━━━━━ Record excerpts

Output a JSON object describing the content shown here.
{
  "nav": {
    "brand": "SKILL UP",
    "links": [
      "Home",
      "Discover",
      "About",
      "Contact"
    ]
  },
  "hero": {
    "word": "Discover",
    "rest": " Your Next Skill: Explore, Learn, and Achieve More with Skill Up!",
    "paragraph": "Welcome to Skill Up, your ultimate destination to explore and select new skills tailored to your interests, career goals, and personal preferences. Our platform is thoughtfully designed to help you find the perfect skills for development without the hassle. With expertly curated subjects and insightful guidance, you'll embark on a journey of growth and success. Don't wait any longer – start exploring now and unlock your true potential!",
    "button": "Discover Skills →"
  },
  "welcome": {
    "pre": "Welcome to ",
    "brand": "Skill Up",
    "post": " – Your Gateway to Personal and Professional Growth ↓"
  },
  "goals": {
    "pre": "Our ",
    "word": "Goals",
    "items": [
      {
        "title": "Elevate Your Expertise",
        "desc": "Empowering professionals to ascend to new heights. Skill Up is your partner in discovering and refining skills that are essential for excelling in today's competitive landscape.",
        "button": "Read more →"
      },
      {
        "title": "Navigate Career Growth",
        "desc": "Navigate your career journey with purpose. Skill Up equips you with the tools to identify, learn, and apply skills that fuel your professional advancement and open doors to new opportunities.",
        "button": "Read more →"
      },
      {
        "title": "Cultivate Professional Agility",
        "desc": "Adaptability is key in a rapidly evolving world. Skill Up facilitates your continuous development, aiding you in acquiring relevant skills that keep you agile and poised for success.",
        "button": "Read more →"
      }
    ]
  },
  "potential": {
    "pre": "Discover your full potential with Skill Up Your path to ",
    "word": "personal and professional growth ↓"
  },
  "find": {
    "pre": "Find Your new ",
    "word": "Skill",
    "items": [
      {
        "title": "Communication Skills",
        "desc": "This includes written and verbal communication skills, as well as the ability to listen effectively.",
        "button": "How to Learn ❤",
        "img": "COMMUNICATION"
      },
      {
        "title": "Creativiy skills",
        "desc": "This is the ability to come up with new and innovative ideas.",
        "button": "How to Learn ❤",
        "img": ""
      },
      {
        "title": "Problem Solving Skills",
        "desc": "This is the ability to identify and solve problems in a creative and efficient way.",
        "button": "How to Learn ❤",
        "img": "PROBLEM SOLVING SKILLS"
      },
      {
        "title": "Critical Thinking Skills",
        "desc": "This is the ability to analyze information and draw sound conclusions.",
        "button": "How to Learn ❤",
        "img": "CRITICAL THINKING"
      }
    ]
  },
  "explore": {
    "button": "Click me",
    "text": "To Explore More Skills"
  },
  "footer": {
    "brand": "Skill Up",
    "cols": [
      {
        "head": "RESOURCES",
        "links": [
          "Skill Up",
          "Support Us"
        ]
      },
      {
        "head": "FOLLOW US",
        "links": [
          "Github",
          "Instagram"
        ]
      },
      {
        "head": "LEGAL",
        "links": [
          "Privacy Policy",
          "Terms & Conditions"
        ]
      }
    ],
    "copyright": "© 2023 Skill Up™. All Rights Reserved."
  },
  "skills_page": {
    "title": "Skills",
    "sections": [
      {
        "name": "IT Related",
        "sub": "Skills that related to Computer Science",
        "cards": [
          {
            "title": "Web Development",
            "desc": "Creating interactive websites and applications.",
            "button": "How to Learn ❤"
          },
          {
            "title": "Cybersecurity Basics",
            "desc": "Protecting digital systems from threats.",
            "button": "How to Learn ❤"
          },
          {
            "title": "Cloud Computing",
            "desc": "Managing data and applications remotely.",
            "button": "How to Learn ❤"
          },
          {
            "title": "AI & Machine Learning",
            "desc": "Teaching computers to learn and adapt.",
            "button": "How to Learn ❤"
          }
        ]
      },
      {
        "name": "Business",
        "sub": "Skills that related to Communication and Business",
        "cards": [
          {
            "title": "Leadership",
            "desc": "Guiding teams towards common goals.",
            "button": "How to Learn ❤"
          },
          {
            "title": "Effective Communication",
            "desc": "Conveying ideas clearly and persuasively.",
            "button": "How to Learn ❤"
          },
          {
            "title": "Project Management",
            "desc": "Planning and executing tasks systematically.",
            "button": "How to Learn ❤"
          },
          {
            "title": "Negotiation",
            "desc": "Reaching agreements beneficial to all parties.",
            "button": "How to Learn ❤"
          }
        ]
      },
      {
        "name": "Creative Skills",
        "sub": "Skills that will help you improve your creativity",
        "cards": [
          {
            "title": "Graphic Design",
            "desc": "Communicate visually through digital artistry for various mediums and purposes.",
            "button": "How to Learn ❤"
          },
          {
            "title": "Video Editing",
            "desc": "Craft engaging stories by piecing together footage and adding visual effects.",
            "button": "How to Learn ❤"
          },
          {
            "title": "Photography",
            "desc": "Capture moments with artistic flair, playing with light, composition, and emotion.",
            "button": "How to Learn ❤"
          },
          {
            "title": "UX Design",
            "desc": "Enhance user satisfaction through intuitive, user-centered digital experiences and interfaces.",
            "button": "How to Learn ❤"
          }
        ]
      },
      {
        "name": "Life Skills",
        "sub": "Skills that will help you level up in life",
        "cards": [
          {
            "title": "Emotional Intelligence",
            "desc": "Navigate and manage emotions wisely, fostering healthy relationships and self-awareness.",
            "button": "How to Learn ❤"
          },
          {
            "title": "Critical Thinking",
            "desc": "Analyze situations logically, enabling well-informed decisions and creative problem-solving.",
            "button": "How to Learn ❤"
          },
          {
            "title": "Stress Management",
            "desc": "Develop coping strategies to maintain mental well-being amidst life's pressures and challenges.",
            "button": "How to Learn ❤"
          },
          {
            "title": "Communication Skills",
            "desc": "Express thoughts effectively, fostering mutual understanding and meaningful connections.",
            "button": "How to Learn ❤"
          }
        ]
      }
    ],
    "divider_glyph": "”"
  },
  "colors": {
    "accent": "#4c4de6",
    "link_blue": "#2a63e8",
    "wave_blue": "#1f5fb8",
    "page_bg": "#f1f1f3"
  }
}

━━━━━━━━━━

• Task to complete: Write all of the records out again exactly.

• Answer to this exercise:
Output a JSON object describing the content shown here.
{
  "nav": {
    "brand": "SKILL UP",
    "links": [
      "Home",
      "Discover",
      "About",
      "Contact"
    ]
  },
  "hero": {
    "word": "Discover",
    "rest": " Your Next Skill: Explore, Learn, and Achieve More with Skill Up!",
    "paragraph": "Welcome to Skill Up, your ultimate destination to explore and select new skills tailored to your interests, career goals, and personal preferences. Our platform is thoughtfully designed to help you find the perfect skills for development without the hassle. With expertly curated subjects and insightful guidance, you'll embark on a journey of growth and success. Don't wait any longer – start exploring now and unlock your true potential!",
    "button": "Discover Skills →"
  },
  "welcome": {
    "pre": "Welcome to ",
    "brand": "Skill Up",
    "post": " – Your Gateway to Personal and Professional Growth ↓"
  },
  "goals": {
    "pre": "Our ",
    "word": "Goals",
    "items": [
      {
        "title": "Elevate Your Expertise",
        "desc": "Empowering professionals to ascend to new heights. Skill Up is your partner in discovering and refining skills that are essential for excelling in today's competitive landscape.",
        "button": "Read more →"
      },
      {
        "title": "Navigate Career Growth",
        "desc": "Navigate your career journey with purpose. Skill Up equips you with the tools to identify, learn, and apply skills that fuel your professional advancement and open doors to new opportunities.",
        "button": "Read more →"
      },
      {
        "title": "Cultivate Professional Agility",
        "desc": "Adaptability is key in a rapidly evolving world. Skill Up facilitates your continuous development, aiding you in acquiring relevant skills that keep you agile and poised for success.",
        "button": "Read more →"
      }
    ]
  },
  "potential": {
    "pre": "Discover your full potential with Skill Up Your path to ",
    "word": "personal and professional growth ↓"
  },
  "find": {
    "pre": "Find Your new ",
    "word": "Skill",
    "items": [
      {
        "title": "Communication Skills",
        "desc": "This includes written and verbal communication skills, as well as the ability to listen effectively.",
        "button": "How to Learn ❤",
        "img": "COMMUNICATION"
      },
      {
        "title": "Creativiy skills",
        "desc": "This is the ability to come up with new and innovative ideas.",
        "button": "How to Learn ❤",
        "img": ""
      },
      {
        "title": "Problem Solving Skills",
        "desc": "This is the ability to identify and solve problems in a creative and efficient way.",
        "button": "How to Learn ❤",
        "img": "PROBLEM SOLVING SKILLS"
      },
      {
        "title": "Critical Thinking Skills",
        "desc": "This is the ability to analyze information and draw sound conclusions.",
        "button": "How to Learn ❤",
        "img": "CRITICAL THINKING"
      }
    ]
  },
  "explore": {
    "button": "Click me",
    "text": "To Explore More Skills"
  },
  "footer": {
    "brand": "Skill Up",
    "cols": [
      {
        "head": "RESOURCES",
        "links": [
          "Skill Up",
          "Support Us"
        ]
      },
      {
        "head": "FOLLOW US",
        "links": [
          "Github",
          "Instagram"
        ]
      },
      {
        "head": "LEGAL",
        "links": [
          "Privacy Policy",
          "Terms & Conditions"
        ]
      }
    ],
    "copyright": "© 2023 Skill Up™. All Rights Reserved."
  },
  "skills_page": {
    "title": "Skills",
    "sections": [
      {
        "name": "IT Related",
        "sub": "Skills that related to Computer Science",
        "cards": [
          {
            "title": "Web Development",
            "desc": "Creating interactive websites and applications.",
            "button": "How to Learn ❤"
          },
          {
            "title": "Cybersecurity Basics",
            "desc": "Protecting digital systems from threats.",
            "button": "How to Learn ❤"
          },
          {
            "title": "Cloud Computing",
            "desc": "Managing data and applications remotely.",
            "button": "How to Learn ❤"
          },
          {
            "title": "AI & Machine Learning",
            "desc": "Teaching computers to learn and adapt.",
            "button": "How to Learn ❤"
          }
        ]
      },
      {
        "name": "Business",
        "sub": "Skills that related to Communication and Business",
        "cards": [
          {
            "title": "Leadership",
            "desc": "Guiding teams towards common goals.",
            "button": "How to Learn ❤"
          },
          {
            "title": "Effective Communication",
            "desc": "Conveying ideas clearly and persuasively.",
            "button": "How to Learn ❤"
          },
          {
            "title": "Project Management",
            "desc": "Planning and executing tasks systematically.",
            "button": "How to Learn ❤"
          },
          {
            "title": "Negotiation",
            "desc": "Reaching agreements beneficial to all parties.",
            "button": "How to Learn ❤"
          }
        ]
      },
      {
        "name": "Creative Skills",
        "sub": "Skills that will help you improve your creativity",
        "cards": [
          {
            "title": "Graphic Design",
            "desc": "Communicate visually through digital artistry for various mediums and purposes.",
            "button": "How to Learn ❤"
          },
          {
            "title": "Video Editing",
            "desc": "Craft engaging stories by piecing together footage and adding visual effects.",
            "button": "How to Learn ❤"
          },
          {
            "title": "Photography",
            "desc": "Capture moments with artistic flair, playing with light, composition, and emotion.",
            "button": "How to Learn ❤"
          },
          {
            "title": "UX Design",
            "desc": "Enhance user satisfaction through intuitive, user-centered digital experiences and interfaces.",
            "button": "How to Learn ❤"
          }
        ]
      },
      {
        "name": "Life Skills",
        "sub": "Skills that will help you level up in life",
        "cards": [
          {
            "title": "Emotional Intelligence",
            "desc": "Navigate and manage emotions wisely, fostering healthy relationships and self-awareness.",
            "button": "How to Learn ❤"
          },
          {
            "title": "Critical Thinking",
            "desc": "Analyze situations logically, enabling well-informed decisions and creative problem-solving.",
            "button": "How to Learn ❤"
          },
          {
            "title": "Stress Management",
            "desc": "Develop coping strategies to maintain mental well-being amidst life's pressures and challenges.",
            "button": "How to Learn ❤"
          },
          {
            "title": "Communication Skills",
            "desc": "Express thoughts effectively, fostering mutual understanding and meaningful connections.",
            "button": "How to Learn ❤"
          }
        ]
      }
    ],
    "divider_glyph": "”"
  },
  "colors": {
    "accent": "#4c4de6",
    "link_blue": "#2a63e8",
    "wave_blue": "#1f5fb8",
    "page_bg": "#f1f1f3"
  }
}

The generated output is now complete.